#### [Task instructions]
Restate the full set of records exactly, word for word.
+++
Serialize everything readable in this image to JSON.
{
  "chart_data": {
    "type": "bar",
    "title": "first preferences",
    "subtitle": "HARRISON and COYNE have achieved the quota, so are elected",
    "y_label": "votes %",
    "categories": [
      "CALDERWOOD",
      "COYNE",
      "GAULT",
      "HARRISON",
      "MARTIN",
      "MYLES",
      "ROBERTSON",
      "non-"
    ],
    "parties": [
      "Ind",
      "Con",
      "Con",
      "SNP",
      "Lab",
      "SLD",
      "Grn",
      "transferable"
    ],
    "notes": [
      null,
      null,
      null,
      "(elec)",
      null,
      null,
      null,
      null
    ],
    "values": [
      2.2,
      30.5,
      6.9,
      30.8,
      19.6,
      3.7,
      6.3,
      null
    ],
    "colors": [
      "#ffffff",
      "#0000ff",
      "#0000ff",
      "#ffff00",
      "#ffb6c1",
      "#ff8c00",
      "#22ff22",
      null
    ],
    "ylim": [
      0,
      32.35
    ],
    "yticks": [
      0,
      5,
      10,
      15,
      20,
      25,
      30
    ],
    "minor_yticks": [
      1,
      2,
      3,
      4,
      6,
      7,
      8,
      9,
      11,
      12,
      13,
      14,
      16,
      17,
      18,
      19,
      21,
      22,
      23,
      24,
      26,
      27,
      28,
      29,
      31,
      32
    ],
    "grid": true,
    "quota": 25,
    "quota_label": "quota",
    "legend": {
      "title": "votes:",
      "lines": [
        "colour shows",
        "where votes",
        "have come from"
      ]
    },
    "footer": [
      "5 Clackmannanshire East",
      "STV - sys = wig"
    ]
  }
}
+++
#### [Solution to this problem]
Serialize everything readable in this image to JSON.
{
  "chart_data": {
    "type": "bar",
    "title": "first preferences",
    "subtitle": "HARRISON and COYNE have achieved the quota, so are elected",
    "y_label": "votes %",
    "categories": [
      "CALDERWOOD",
      "COYNE",
      "GAULT",
      "HARRISON",
      "MARTIN",
      "MYLES",
      "ROBERTSON",
      "non-"
    ],
    "parties": [
      "Ind",
      "Con",
      "Con",
      "SNP",
      "Lab",
      "SLD",
      "Grn",
      "transferable"
    ],
    "notes": [
      null,
      null,
      null,
      "(elec)",
      null,
      null,
      null,
      null
    ],
    "values": [
      2.2,
      30.5,
      6.9,
      30.8,
      19.6,
      3.7,
      6.3,
      null
    ],
    "colors": [
      "#ffffff",
      "#0000ff",
      "#0000ff",
      "#ffff00",
      "#ffb6c1",
      "#ff8c00",
      "#22ff22",
      null
    ],
    "ylim": [
      0,
      32.35
    ],
    "yticks": [
      0,
      5,
      10,
      15,
      20,
      25,
      30
    ],
    "minor_yticks": [
      1,
      2,
      3,
      4,
      6,
      7,
      8,
      9,
      11,
      12,
      13,
      14,
      16,
      17,
      18,
      19,
      21,
      22,
      23,
      24,
      26,
      27,
      28,
      29,
      31,
      32
    ],
    "grid": true,
    "quota": 25,
    "quota_label": "quota",
    "legend": {
      "title": "votes:",
      "lines": [
        "colour shows",
        "where votes",
        "have come from"
      ]
    },
    "footer": [
      "5 Clackmannanshire East",
      "STV - sys = wig"
    ]
  }
}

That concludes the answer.